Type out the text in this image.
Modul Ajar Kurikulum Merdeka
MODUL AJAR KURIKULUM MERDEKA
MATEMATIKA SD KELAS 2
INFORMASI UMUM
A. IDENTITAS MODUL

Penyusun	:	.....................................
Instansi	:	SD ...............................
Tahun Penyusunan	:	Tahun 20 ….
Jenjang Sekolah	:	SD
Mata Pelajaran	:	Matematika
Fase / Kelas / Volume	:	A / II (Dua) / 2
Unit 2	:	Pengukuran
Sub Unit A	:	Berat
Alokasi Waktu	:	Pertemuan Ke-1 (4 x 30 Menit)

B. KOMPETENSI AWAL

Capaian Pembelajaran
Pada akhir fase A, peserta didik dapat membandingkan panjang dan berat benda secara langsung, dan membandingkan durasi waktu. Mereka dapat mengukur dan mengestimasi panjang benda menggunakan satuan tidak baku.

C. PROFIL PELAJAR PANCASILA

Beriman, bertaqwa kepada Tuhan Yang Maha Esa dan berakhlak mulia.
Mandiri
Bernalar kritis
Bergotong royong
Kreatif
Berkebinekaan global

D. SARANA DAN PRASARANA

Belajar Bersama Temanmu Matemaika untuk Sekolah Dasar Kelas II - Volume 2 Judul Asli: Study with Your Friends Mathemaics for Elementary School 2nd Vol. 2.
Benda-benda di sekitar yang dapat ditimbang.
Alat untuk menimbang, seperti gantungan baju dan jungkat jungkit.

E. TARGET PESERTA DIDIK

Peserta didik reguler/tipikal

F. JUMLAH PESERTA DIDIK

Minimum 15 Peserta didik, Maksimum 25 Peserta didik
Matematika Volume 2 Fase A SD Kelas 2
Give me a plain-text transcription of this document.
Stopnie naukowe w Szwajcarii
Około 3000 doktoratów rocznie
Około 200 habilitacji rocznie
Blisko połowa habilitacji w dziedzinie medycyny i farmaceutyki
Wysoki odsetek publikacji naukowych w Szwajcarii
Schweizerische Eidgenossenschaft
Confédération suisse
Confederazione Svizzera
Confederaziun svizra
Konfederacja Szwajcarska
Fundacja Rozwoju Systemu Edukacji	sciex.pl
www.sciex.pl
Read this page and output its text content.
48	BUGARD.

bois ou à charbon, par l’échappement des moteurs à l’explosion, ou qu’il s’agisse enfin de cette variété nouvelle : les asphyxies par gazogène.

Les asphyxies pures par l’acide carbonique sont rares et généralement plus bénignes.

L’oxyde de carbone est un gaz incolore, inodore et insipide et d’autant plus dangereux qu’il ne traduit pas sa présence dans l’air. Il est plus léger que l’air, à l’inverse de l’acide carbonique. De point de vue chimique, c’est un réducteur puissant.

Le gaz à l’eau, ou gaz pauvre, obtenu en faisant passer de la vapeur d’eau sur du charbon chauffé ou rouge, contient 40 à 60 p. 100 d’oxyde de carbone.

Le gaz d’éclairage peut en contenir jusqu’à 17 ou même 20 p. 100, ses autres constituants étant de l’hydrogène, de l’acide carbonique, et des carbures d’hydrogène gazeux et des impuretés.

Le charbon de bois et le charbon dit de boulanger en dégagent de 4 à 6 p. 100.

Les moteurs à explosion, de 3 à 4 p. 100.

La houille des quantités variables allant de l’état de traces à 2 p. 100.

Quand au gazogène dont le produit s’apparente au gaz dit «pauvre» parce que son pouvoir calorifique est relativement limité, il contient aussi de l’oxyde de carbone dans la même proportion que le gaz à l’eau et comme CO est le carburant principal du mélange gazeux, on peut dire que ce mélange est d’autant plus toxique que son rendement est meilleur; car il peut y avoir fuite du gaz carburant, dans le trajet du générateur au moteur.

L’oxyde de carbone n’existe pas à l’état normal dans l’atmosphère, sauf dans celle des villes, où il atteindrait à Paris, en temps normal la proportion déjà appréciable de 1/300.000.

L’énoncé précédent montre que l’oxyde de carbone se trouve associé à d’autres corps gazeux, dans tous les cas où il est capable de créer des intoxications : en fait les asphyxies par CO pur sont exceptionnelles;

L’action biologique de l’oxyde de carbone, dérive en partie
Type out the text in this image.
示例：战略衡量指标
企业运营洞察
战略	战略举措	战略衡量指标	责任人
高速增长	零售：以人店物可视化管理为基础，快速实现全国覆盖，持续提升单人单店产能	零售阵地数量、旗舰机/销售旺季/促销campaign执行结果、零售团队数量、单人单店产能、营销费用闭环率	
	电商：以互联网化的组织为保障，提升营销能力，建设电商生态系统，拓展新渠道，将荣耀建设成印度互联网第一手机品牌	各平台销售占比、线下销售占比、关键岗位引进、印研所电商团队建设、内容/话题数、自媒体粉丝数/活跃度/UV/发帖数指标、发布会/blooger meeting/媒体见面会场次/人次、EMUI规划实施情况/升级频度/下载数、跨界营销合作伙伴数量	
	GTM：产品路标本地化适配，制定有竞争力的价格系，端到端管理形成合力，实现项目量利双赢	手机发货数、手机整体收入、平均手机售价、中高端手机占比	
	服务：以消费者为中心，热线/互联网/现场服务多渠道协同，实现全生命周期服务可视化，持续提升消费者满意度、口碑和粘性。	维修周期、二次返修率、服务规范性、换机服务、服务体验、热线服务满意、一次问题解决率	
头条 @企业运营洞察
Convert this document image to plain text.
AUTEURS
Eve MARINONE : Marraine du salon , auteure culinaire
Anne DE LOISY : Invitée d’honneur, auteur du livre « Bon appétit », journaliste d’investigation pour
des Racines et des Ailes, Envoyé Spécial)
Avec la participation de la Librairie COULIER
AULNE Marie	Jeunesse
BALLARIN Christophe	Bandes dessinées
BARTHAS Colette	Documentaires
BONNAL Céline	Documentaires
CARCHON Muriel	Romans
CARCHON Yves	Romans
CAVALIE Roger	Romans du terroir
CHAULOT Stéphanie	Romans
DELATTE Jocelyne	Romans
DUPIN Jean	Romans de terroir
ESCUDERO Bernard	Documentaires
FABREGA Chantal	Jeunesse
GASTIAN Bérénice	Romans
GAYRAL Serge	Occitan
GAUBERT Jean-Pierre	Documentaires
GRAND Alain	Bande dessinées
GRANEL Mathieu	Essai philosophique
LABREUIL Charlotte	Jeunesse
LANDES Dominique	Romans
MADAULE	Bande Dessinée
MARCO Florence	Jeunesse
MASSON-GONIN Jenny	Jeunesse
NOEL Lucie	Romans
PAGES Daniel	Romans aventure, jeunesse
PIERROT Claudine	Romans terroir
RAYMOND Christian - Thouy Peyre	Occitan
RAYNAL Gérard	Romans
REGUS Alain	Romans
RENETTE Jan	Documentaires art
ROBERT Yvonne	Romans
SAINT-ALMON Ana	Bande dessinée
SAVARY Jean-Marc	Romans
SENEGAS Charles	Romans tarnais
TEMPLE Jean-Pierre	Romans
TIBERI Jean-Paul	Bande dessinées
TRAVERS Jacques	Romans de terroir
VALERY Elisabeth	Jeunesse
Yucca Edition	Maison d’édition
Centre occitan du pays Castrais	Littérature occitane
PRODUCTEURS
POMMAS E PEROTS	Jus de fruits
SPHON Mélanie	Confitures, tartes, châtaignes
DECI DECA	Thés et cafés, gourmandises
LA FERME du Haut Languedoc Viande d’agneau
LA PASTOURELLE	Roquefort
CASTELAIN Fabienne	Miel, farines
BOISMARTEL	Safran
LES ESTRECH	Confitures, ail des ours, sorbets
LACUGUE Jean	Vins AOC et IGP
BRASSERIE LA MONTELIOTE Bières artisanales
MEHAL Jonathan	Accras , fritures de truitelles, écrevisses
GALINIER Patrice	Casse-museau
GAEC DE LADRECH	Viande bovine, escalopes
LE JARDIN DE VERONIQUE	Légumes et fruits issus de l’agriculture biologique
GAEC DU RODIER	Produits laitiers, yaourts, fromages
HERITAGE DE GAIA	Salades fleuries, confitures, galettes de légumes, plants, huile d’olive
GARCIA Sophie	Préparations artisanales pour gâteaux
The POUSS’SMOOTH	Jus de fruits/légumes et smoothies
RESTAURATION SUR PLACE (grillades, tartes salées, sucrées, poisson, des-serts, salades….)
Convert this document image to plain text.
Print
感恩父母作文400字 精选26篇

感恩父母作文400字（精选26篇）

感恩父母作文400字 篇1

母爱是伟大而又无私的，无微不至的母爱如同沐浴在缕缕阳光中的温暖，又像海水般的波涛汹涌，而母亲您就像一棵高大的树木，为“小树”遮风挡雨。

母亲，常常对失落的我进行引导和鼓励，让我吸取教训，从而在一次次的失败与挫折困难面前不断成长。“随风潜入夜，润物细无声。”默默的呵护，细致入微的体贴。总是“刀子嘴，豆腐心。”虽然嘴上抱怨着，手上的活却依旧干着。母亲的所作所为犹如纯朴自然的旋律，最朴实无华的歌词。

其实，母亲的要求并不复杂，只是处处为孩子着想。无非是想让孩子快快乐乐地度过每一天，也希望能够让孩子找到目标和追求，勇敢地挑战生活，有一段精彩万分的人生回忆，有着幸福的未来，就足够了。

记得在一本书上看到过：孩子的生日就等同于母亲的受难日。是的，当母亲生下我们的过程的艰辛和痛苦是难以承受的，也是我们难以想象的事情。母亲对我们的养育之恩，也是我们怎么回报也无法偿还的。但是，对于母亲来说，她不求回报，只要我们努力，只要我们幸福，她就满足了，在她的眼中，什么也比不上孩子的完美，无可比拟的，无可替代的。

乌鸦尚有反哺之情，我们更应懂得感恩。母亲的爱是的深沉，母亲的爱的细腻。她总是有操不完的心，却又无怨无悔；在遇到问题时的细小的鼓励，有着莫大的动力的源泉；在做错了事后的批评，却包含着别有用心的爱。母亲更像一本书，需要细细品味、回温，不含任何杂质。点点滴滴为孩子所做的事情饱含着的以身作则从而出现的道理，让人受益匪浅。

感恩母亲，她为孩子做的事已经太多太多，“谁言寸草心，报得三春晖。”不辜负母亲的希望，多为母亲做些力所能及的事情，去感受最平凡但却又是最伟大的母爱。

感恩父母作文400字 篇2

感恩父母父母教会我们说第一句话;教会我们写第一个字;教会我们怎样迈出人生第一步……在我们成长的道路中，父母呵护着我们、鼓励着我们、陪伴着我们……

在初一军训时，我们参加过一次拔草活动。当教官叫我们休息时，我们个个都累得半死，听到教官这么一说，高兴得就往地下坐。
***
What the exercise asks: Extract, from the listing above, every line where the string "dapat" occurs.

Written solution:
Pada akhir fase A, peserta didik dapat membandingkan panjang dan berat benda secara langsung, dan membandingkan durasi waktu. Mereka dapat mengukur dan mengestimasi panjang benda menggunakan satuan tidak baku.
Benda-benda di sekitar yang dapat ditimbang.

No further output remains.